:: TASK MATERIAL ::
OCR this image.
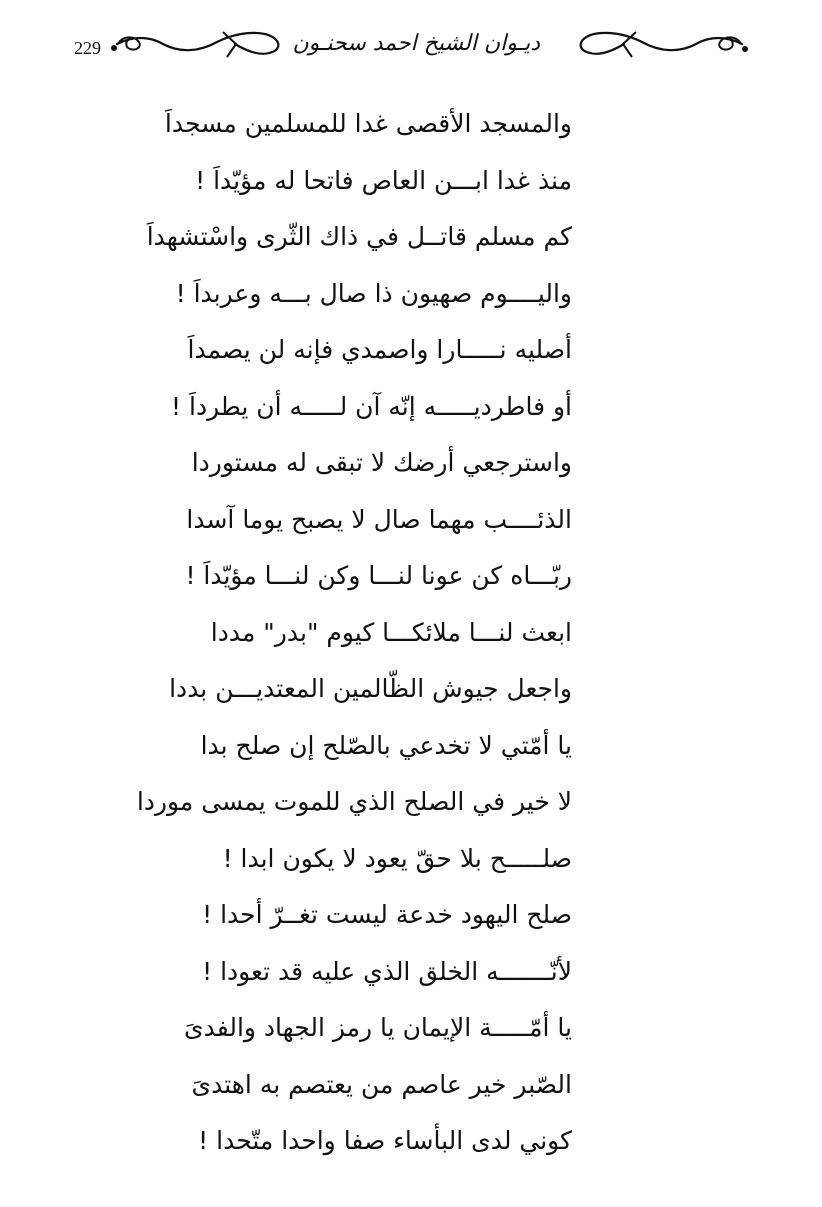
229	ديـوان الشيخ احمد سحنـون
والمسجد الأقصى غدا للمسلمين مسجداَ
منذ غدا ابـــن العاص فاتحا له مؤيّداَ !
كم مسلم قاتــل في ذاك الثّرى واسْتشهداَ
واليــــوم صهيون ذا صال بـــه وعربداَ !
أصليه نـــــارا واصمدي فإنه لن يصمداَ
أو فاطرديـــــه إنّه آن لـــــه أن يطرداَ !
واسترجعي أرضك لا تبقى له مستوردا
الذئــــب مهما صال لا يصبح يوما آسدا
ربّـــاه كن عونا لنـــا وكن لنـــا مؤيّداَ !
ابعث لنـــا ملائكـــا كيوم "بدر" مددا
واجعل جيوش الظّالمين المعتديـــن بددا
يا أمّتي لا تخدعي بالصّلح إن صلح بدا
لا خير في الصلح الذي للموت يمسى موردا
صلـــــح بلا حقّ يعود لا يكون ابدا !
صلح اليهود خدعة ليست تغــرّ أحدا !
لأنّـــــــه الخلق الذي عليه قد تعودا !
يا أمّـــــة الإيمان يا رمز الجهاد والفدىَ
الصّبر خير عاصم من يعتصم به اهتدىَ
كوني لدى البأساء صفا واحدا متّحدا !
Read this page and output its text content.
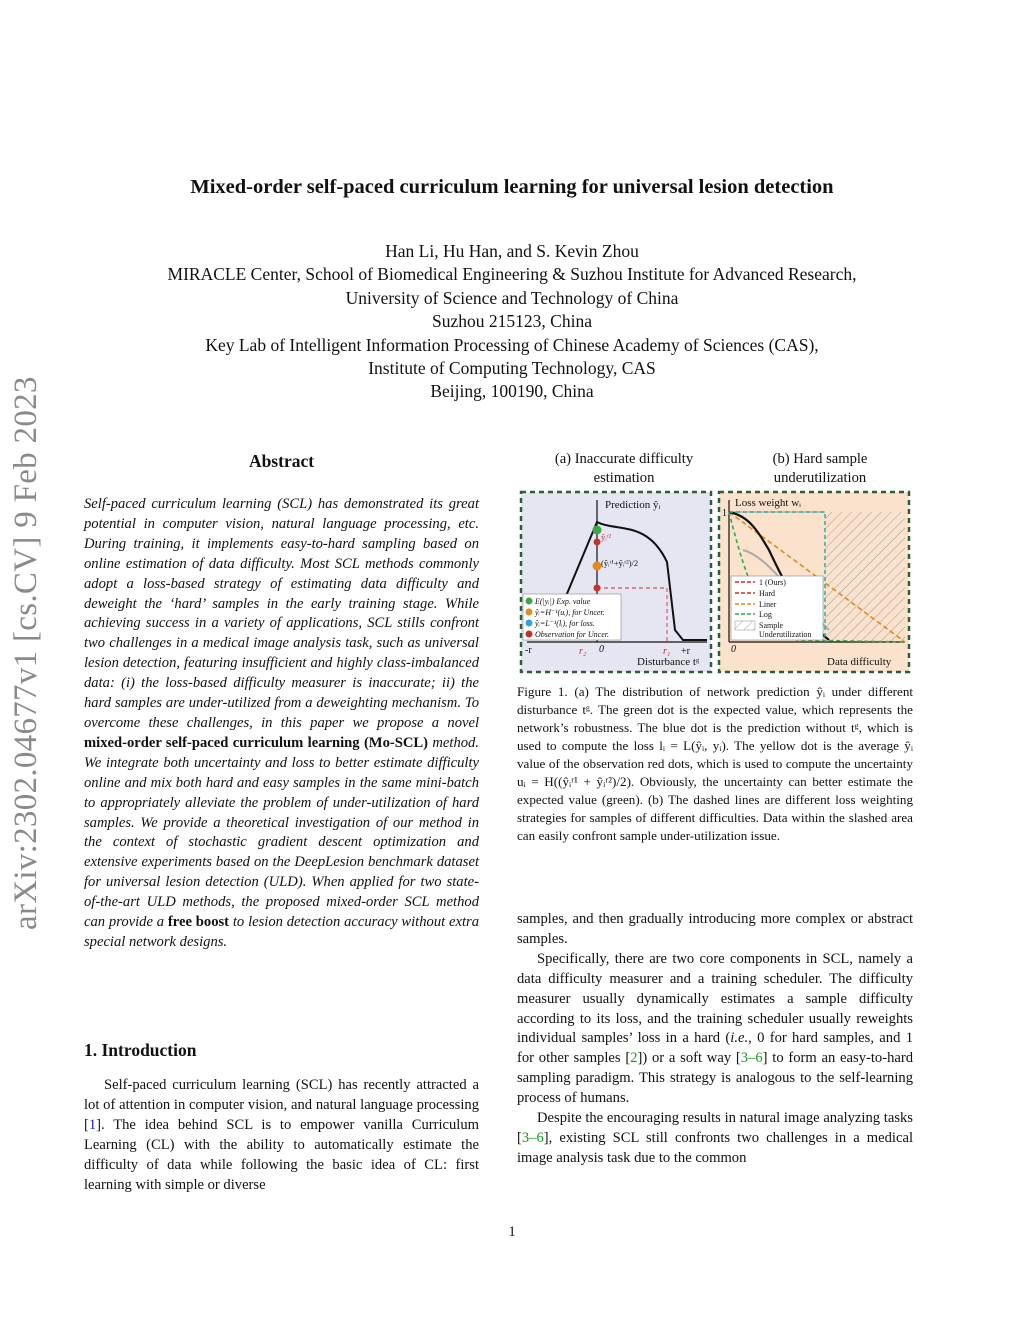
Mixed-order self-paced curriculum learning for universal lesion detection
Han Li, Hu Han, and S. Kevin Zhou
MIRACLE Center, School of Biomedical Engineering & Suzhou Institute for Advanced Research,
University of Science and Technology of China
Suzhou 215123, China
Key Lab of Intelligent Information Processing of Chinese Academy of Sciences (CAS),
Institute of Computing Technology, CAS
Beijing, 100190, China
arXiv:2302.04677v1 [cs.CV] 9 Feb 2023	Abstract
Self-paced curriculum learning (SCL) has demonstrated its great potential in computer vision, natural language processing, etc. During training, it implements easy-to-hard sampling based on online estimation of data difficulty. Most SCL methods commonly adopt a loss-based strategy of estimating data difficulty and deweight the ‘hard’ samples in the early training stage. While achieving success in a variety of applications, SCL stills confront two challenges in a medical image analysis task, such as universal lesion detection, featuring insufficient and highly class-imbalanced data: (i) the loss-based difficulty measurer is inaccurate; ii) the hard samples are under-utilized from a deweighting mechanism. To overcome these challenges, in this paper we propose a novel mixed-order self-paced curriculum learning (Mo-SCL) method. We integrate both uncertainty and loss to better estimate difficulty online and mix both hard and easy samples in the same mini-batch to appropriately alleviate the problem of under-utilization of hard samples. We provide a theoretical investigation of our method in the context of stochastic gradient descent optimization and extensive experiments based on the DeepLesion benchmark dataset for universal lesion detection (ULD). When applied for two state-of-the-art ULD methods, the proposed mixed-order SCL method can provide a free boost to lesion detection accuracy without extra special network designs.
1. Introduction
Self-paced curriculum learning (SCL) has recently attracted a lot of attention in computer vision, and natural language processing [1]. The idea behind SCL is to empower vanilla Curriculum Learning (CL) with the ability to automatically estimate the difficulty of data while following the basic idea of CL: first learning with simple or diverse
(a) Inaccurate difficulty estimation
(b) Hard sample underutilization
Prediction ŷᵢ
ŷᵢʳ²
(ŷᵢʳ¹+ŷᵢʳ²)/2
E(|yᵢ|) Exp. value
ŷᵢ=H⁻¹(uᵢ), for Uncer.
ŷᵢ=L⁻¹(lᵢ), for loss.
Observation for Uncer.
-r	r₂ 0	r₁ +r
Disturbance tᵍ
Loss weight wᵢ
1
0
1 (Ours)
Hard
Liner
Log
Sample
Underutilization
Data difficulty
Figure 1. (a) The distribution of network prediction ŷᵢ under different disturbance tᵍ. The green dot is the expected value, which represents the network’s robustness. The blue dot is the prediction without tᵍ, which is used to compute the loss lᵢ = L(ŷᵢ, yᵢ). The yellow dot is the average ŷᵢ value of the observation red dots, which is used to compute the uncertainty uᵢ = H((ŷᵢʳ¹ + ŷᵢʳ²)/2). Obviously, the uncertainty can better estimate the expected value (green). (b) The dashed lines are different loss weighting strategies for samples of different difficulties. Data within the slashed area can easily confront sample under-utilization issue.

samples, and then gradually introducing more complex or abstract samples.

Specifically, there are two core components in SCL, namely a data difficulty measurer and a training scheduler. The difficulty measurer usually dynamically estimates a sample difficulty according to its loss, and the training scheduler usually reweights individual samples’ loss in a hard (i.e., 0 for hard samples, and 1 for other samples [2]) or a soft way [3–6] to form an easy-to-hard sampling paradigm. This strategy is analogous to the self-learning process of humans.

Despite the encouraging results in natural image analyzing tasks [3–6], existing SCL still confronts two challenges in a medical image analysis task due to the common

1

---

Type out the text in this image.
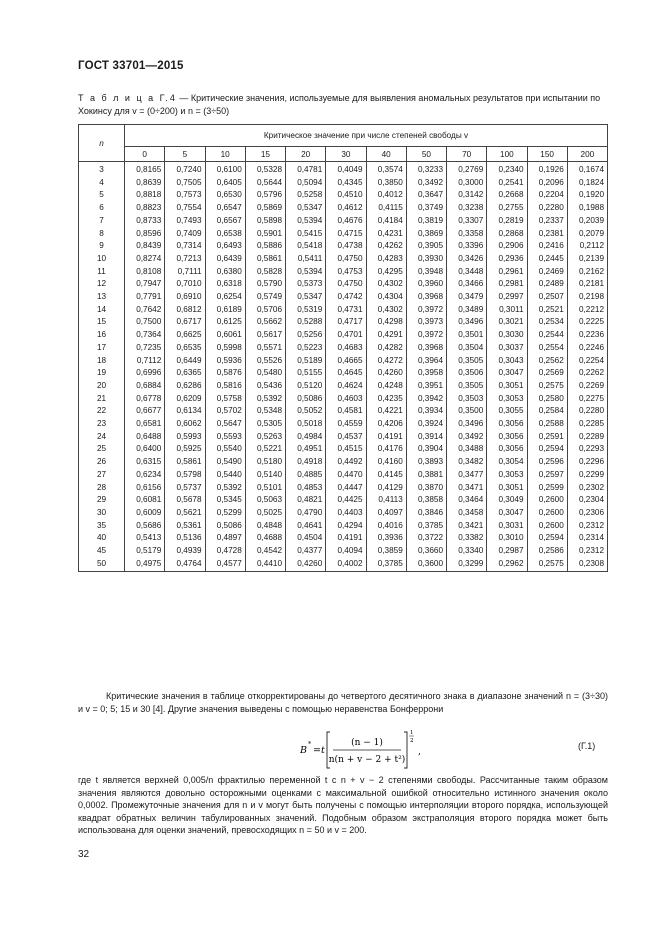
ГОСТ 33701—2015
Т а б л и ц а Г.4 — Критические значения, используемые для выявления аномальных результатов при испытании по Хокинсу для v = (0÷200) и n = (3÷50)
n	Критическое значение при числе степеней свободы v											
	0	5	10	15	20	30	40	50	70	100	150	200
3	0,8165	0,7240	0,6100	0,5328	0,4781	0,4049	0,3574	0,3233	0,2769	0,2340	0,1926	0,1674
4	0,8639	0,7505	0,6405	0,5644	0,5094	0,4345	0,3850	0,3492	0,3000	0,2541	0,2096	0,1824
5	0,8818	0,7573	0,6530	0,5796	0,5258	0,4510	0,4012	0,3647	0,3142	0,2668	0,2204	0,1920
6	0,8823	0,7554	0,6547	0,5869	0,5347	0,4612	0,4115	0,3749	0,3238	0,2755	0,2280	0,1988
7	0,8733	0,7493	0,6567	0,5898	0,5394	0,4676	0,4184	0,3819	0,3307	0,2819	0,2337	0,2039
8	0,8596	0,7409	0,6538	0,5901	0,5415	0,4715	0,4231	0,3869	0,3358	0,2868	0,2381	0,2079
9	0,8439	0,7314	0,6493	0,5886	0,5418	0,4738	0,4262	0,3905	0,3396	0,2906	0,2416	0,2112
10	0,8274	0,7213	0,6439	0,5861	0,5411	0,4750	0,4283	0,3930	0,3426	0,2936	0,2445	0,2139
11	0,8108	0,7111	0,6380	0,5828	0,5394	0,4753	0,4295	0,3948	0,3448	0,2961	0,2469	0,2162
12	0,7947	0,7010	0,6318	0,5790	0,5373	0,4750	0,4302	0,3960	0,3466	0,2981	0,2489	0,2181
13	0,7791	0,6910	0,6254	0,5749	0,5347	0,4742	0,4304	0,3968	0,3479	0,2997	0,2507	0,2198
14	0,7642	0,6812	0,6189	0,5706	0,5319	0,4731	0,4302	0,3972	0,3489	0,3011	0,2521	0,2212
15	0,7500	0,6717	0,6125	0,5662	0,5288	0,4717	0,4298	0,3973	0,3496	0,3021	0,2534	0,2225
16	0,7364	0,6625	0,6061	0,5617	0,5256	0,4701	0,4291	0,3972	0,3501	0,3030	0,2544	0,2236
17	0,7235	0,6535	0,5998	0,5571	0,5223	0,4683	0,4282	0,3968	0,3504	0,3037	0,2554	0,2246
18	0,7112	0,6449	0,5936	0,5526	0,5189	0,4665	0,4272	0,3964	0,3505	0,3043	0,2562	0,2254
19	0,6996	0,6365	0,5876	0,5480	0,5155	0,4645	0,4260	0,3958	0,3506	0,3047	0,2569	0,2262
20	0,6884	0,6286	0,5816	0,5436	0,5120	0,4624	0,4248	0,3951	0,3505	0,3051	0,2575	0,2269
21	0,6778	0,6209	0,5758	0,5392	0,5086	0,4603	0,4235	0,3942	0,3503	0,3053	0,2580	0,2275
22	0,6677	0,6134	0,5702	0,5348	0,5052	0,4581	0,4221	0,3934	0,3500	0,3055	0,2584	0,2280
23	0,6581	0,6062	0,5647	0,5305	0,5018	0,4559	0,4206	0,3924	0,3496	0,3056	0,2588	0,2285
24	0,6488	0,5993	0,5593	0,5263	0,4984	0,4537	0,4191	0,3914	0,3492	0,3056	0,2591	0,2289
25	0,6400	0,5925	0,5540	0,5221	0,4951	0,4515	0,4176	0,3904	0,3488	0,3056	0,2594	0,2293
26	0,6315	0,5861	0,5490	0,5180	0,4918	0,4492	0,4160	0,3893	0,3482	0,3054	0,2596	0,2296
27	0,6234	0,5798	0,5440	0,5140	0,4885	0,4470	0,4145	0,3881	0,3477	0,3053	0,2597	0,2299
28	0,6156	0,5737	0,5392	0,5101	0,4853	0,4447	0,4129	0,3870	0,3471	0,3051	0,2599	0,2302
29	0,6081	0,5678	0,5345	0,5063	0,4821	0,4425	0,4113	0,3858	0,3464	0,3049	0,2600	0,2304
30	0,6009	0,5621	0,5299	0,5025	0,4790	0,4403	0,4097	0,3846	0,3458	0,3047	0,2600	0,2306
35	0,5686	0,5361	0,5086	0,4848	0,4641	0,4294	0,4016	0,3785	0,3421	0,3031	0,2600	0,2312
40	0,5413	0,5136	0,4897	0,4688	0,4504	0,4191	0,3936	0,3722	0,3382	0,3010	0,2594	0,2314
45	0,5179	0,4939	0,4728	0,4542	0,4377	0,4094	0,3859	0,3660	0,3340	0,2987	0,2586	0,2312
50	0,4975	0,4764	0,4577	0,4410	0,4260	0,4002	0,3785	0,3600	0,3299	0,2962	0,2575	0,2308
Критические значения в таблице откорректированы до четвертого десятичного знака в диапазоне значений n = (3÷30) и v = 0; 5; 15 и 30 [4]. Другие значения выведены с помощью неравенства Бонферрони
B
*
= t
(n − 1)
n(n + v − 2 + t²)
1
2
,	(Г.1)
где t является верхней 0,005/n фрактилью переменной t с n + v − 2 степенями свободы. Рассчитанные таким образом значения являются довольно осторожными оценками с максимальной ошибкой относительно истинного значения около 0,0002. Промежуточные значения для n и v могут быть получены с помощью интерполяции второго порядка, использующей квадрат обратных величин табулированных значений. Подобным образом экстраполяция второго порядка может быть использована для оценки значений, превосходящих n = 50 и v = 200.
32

---

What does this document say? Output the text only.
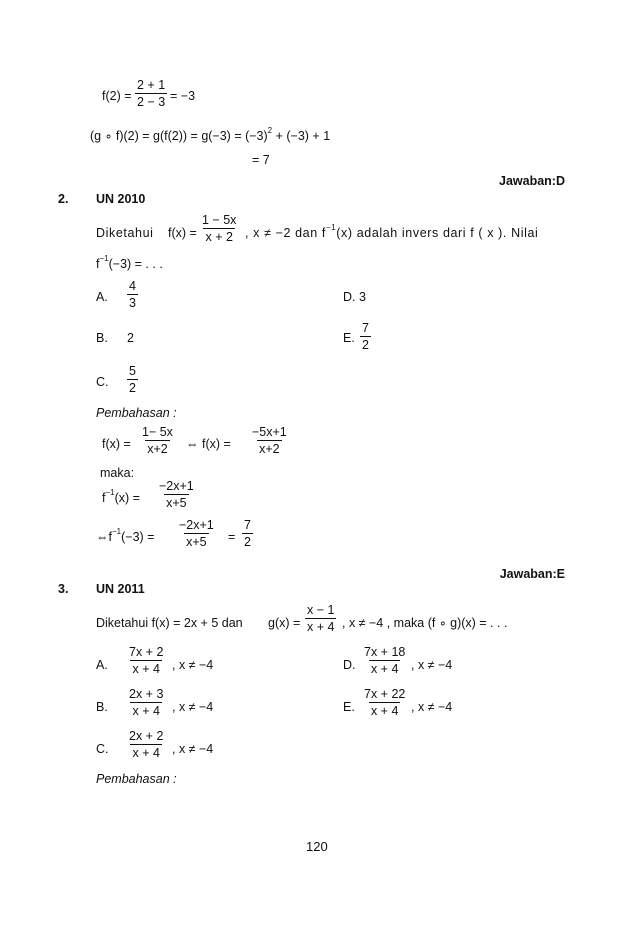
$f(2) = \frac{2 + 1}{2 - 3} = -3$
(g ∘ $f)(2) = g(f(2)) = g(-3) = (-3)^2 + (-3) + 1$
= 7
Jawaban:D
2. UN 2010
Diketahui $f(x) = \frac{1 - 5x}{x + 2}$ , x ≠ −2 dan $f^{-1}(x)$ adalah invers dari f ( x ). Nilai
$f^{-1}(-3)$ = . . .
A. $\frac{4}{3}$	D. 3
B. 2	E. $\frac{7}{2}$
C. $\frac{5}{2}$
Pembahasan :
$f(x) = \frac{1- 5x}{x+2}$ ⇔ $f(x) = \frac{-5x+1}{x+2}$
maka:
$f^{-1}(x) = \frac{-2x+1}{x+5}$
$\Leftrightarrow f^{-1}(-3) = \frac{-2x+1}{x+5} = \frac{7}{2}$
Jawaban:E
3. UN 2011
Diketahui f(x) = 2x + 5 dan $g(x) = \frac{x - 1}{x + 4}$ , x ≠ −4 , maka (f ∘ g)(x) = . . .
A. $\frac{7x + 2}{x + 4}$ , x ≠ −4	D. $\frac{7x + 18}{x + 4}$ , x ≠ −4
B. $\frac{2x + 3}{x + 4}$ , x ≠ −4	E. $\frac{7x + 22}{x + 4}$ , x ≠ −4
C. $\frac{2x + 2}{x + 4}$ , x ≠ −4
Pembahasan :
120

:: SHORT TASK ::
Using the material above, copy every line in which the string "Technology" occurs.

:: FINISHED TASK ::
University of Science and Technology of China
Institute of Computing Technology, CAS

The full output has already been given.